* _Brief_: Write out the full set of records below exactly.

* _Records for processing_:

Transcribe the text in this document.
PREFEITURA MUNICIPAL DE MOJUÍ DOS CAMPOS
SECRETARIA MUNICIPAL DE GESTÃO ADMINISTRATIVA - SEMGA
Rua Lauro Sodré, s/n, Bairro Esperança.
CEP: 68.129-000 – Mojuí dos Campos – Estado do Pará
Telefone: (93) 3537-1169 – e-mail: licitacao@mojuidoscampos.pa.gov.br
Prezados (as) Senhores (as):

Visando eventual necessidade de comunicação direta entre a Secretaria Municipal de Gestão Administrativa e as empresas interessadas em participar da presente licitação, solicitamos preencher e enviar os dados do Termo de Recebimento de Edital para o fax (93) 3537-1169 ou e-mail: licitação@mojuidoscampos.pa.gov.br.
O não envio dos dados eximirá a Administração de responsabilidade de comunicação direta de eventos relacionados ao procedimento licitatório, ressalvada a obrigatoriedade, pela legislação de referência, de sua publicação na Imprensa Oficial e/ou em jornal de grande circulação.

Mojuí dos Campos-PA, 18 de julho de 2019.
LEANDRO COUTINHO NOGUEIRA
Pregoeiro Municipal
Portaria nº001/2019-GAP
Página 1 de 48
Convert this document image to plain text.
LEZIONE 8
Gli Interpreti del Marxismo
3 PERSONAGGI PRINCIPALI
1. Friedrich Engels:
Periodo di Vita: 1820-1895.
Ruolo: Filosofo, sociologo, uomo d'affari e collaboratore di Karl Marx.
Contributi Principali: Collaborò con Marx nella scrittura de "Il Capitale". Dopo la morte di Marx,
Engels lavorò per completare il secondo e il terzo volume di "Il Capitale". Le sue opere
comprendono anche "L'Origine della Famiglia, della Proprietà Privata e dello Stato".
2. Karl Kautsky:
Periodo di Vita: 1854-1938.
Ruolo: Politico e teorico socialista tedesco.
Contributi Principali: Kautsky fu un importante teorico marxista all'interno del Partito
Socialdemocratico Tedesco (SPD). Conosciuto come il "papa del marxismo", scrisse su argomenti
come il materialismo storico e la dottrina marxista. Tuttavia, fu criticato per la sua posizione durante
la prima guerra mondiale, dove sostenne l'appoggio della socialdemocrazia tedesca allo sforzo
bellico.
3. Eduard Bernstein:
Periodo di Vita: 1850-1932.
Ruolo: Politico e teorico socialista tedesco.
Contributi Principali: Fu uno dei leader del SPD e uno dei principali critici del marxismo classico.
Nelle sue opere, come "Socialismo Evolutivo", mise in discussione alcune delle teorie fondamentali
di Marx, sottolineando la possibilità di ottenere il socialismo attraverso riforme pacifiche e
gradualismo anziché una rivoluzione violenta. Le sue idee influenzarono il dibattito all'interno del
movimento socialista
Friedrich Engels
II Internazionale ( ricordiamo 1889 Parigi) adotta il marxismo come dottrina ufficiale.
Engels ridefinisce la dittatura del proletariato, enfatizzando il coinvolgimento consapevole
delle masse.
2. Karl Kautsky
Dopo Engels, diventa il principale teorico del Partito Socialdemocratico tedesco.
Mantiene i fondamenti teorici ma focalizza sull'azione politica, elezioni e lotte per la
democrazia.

* _Reply_:
Transcribe the text in this document.
PREFEITURA MUNICIPAL DE MOJUÍ DOS CAMPOS
SECRETARIA MUNICIPAL DE GESTÃO ADMINISTRATIVA - SEMGA
Rua Lauro Sodré, s/n, Bairro Esperança.
CEP: 68.129-000 – Mojuí dos Campos – Estado do Pará
Telefone: (93) 3537-1169 – e-mail: licitacao@mojuidoscampos.pa.gov.br
Prezados (as) Senhores (as):

Visando eventual necessidade de comunicação direta entre a Secretaria Municipal de Gestão Administrativa e as empresas interessadas em participar da presente licitação, solicitamos preencher e enviar os dados do Termo de Recebimento de Edital para o fax (93) 3537-1169 ou e-mail: licitação@mojuidoscampos.pa.gov.br.
O não envio dos dados eximirá a Administração de responsabilidade de comunicação direta de eventos relacionados ao procedimento licitatório, ressalvada a obrigatoriedade, pela legislação de referência, de sua publicação na Imprensa Oficial e/ou em jornal de grande circulação.

Mojuí dos Campos-PA, 18 de julho de 2019.
LEANDRO COUTINHO NOGUEIRA
Pregoeiro Municipal
Portaria nº001/2019-GAP
Página 1 de 48
Convert this document image to plain text.
LEZIONE 8
Gli Interpreti del Marxismo
3 PERSONAGGI PRINCIPALI
1. Friedrich Engels:
Periodo di Vita: 1820-1895.
Ruolo: Filosofo, sociologo, uomo d'affari e collaboratore di Karl Marx.
Contributi Principali: Collaborò con Marx nella scrittura de "Il Capitale". Dopo la morte di Marx,
Engels lavorò per completare il secondo e il terzo volume di "Il Capitale". Le sue opere
comprendono anche "L'Origine della Famiglia, della Proprietà Privata e dello Stato".
2. Karl Kautsky:
Periodo di Vita: 1854-1938.
Ruolo: Politico e teorico socialista tedesco.
Contributi Principali: Kautsky fu un importante teorico marxista all'interno del Partito
Socialdemocratico Tedesco (SPD). Conosciuto come il "papa del marxismo", scrisse su argomenti
come il materialismo storico e la dottrina marxista. Tuttavia, fu criticato per la sua posizione durante
la prima guerra mondiale, dove sostenne l'appoggio della socialdemocrazia tedesca allo sforzo
bellico.
3. Eduard Bernstein:
Periodo di Vita: 1850-1932.
Ruolo: Politico e teorico socialista tedesco.
Contributi Principali: Fu uno dei leader del SPD e uno dei principali critici del marxismo classico.
Nelle sue opere, come "Socialismo Evolutivo", mise in discussione alcune delle teorie fondamentali
di Marx, sottolineando la possibilità di ottenere il socialismo attraverso riforme pacifiche e
gradualismo anziché una rivoluzione violenta. Le sue idee influenzarono il dibattito all'interno del
movimento socialista
Friedrich Engels
II Internazionale ( ricordiamo 1889 Parigi) adotta il marxismo come dottrina ufficiale.
Engels ridefinisce la dittatura del proletariato, enfatizzando il coinvolgimento consapevole
delle masse.
2. Karl Kautsky
Dopo Engels, diventa il principale teorico del Partito Socialdemocratico tedesco.
Mantiene i fondamenti teorici ma focalizza sull'azione politica, elezioni e lotte per la
democrazia.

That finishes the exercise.